▸ WORK TO BE COMPLETED
Identify each line below that contains the word "type", and copy it out.

★ ★ ★

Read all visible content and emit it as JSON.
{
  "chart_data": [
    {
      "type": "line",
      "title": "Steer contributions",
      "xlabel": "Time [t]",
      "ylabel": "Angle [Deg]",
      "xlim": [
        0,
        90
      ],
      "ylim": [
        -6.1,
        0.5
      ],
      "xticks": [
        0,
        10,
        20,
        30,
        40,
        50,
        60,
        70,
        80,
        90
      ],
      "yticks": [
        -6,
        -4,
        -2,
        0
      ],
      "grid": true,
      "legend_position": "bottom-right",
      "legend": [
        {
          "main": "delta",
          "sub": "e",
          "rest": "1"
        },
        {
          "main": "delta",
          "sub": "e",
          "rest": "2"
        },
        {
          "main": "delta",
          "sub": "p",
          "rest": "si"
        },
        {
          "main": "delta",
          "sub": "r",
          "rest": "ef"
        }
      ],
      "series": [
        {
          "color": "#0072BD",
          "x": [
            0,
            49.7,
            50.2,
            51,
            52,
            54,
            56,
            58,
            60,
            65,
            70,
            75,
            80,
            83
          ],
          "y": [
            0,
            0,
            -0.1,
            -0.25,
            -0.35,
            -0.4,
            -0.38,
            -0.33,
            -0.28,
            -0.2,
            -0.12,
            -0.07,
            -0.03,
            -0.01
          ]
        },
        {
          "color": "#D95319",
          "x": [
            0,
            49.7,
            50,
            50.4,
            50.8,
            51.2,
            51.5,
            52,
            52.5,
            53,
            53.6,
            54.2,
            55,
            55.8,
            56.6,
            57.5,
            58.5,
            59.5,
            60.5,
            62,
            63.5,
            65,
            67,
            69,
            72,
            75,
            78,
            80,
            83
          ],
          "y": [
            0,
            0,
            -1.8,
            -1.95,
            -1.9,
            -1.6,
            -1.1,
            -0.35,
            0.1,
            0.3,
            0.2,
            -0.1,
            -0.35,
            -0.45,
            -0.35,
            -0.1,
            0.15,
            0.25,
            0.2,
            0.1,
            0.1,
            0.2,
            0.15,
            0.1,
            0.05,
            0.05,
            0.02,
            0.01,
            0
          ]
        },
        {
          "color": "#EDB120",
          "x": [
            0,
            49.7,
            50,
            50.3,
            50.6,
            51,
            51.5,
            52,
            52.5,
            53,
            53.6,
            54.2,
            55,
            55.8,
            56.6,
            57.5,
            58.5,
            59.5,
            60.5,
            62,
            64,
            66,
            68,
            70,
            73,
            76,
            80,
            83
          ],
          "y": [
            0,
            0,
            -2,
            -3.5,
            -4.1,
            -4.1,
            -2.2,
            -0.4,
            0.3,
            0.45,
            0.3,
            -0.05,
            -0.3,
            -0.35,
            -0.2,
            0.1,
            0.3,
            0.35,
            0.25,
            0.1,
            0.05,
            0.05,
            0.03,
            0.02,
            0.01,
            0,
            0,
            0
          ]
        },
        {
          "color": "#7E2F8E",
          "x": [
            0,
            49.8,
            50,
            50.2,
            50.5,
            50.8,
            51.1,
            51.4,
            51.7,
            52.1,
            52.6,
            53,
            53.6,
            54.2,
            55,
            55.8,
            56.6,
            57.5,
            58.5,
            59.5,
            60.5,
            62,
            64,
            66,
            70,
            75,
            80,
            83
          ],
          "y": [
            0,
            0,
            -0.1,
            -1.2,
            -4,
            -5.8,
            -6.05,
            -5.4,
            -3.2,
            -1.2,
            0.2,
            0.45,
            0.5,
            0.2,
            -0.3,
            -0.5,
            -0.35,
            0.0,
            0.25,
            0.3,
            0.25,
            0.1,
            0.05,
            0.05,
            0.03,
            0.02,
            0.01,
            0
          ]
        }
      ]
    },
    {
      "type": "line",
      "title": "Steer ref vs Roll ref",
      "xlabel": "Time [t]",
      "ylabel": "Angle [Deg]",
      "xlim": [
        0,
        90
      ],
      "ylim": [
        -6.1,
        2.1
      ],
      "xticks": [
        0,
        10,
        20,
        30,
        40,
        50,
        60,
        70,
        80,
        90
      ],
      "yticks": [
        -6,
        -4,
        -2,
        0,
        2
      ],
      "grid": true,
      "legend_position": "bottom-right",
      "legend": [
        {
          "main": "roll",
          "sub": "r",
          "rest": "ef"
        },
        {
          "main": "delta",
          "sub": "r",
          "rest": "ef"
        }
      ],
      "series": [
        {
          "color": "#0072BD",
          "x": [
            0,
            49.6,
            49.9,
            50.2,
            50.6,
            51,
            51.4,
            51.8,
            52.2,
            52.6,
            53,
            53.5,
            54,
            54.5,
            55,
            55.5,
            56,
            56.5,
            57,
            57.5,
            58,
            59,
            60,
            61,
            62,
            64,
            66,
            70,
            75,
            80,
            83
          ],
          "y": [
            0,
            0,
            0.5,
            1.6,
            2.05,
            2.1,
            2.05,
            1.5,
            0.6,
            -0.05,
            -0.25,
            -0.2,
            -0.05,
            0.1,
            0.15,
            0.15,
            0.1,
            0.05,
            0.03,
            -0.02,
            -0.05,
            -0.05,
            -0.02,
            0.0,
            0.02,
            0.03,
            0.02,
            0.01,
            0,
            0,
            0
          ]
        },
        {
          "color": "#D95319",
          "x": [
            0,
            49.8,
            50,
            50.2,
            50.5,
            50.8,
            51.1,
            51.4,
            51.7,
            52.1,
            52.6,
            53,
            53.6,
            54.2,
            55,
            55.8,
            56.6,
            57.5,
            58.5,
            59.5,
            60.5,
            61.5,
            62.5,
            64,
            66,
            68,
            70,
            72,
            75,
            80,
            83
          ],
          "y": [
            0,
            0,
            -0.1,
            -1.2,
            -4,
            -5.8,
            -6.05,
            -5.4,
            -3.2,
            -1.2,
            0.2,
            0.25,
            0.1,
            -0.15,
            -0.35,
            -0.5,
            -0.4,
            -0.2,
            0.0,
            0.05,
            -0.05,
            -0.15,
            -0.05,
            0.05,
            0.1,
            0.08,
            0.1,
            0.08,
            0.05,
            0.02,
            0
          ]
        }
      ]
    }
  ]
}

★ ★ ★

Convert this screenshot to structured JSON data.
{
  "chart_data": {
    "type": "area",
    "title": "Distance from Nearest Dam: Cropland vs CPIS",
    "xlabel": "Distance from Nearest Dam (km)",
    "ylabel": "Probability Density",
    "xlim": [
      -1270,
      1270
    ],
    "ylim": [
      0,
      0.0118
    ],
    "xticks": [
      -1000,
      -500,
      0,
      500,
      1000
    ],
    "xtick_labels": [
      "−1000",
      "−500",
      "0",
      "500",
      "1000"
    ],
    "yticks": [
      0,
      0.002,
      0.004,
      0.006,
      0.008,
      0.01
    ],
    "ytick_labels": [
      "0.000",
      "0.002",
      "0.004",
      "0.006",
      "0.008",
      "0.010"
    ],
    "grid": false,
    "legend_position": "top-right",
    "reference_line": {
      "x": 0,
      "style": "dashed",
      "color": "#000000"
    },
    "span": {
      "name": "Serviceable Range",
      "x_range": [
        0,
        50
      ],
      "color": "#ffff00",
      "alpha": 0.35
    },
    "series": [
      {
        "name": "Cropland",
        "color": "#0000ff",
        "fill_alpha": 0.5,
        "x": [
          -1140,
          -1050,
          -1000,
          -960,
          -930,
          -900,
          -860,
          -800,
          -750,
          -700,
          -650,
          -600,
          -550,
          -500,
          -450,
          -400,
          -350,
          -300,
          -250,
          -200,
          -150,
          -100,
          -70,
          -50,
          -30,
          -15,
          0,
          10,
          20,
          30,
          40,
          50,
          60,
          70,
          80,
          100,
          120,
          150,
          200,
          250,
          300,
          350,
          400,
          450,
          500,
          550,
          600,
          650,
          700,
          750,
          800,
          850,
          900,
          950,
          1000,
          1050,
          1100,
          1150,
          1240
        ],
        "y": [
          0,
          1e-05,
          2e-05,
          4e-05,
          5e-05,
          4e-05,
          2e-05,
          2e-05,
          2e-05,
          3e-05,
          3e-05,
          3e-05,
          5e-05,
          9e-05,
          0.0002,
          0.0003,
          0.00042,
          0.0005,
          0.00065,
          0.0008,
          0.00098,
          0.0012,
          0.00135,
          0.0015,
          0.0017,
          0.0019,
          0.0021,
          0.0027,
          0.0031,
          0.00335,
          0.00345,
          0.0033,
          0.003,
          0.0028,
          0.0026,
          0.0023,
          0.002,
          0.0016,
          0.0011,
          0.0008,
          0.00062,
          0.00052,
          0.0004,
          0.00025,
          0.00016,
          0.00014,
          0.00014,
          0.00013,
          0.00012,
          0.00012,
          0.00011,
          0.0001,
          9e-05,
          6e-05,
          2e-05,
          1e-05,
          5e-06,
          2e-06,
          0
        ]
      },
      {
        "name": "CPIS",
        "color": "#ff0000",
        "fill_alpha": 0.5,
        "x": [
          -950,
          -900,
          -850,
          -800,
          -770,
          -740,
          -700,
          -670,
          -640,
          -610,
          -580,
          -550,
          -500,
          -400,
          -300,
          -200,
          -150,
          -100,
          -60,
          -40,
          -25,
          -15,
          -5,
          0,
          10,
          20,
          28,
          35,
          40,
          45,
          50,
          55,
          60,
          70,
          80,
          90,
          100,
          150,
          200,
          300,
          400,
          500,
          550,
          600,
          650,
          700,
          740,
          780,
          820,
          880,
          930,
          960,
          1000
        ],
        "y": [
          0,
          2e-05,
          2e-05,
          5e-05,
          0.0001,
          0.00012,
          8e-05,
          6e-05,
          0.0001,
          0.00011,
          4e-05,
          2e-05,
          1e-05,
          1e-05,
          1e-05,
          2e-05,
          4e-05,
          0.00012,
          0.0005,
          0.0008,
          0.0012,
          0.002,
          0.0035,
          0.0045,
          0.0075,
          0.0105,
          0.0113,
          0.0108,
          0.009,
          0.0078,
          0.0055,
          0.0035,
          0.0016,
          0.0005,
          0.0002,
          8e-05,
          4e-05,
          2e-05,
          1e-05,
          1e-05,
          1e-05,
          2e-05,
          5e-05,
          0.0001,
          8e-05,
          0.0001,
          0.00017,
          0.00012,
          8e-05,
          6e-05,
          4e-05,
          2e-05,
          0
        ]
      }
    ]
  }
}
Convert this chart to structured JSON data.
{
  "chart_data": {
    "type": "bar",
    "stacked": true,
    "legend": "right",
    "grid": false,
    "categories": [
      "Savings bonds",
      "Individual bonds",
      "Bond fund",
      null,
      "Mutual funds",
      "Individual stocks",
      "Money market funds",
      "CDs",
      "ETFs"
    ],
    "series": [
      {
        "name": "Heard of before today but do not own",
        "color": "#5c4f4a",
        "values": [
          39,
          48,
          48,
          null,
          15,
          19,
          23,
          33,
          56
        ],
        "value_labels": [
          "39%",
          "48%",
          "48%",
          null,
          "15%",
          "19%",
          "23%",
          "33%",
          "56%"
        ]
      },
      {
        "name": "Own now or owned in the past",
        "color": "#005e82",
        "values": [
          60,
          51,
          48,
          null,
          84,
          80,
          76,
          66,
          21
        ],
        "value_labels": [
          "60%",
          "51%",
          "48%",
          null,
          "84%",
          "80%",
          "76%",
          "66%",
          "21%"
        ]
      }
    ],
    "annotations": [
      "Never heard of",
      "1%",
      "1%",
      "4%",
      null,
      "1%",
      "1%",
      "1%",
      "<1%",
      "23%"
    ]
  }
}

★ ★ ★

▸ WORKED ANSWER
      "type": "line",
      "type": "line",
    "type": "area",
    "type": "bar",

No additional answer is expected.